— BEGIN DATA LINES —

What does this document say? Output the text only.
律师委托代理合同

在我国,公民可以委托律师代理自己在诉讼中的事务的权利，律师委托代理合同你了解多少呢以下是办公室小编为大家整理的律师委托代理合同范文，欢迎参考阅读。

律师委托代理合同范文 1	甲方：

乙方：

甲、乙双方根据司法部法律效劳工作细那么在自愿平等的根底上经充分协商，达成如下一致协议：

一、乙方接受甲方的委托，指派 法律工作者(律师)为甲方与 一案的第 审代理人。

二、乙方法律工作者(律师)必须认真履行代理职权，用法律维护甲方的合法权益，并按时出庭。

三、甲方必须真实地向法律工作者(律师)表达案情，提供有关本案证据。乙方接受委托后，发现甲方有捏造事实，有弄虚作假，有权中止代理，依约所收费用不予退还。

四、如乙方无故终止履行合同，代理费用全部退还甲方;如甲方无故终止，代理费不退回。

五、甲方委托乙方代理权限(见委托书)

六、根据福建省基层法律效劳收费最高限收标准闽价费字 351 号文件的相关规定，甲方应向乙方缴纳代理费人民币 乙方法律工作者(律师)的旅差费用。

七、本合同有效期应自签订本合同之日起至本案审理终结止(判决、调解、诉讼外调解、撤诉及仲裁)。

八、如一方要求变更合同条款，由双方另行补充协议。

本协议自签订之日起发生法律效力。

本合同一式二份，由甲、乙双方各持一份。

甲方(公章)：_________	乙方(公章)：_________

— END DATA LINES —

In this exercise, repeat all entries exactly.

ANSWER TO THE EXERCISE =>
What does this document say? Output the text only.
律师委托代理合同

在我国,公民可以委托律师代理自己在诉讼中的事务的权利，律师委托代理合同你了解多少呢以下是办公室小编为大家整理的律师委托代理合同范文，欢迎参考阅读。

律师委托代理合同范文 1	甲方：

乙方：

甲、乙双方根据司法部法律效劳工作细那么在自愿平等的根底上经充分协商，达成如下一致协议：

一、乙方接受甲方的委托，指派 法律工作者(律师)为甲方与 一案的第 审代理人。

二、乙方法律工作者(律师)必须认真履行代理职权，用法律维护甲方的合法权益，并按时出庭。

三、甲方必须真实地向法律工作者(律师)表达案情，提供有关本案证据。乙方接受委托后，发现甲方有捏造事实，有弄虚作假，有权中止代理，依约所收费用不予退还。

四、如乙方无故终止履行合同，代理费用全部退还甲方;如甲方无故终止，代理费不退回。

五、甲方委托乙方代理权限(见委托书)

六、根据福建省基层法律效劳收费最高限收标准闽价费字 351 号文件的相关规定，甲方应向乙方缴纳代理费人民币 乙方法律工作者(律师)的旅差费用。

七、本合同有效期应自签订本合同之日起至本案审理终结止(判决、调解、诉讼外调解、撤诉及仲裁)。

八、如一方要求变更合同条款，由双方另行补充协议。

本协议自签订之日起发生法律效力。

本合同一式二份，由甲、乙双方各持一份。

甲方(公章)：_________	乙方(公章)：_________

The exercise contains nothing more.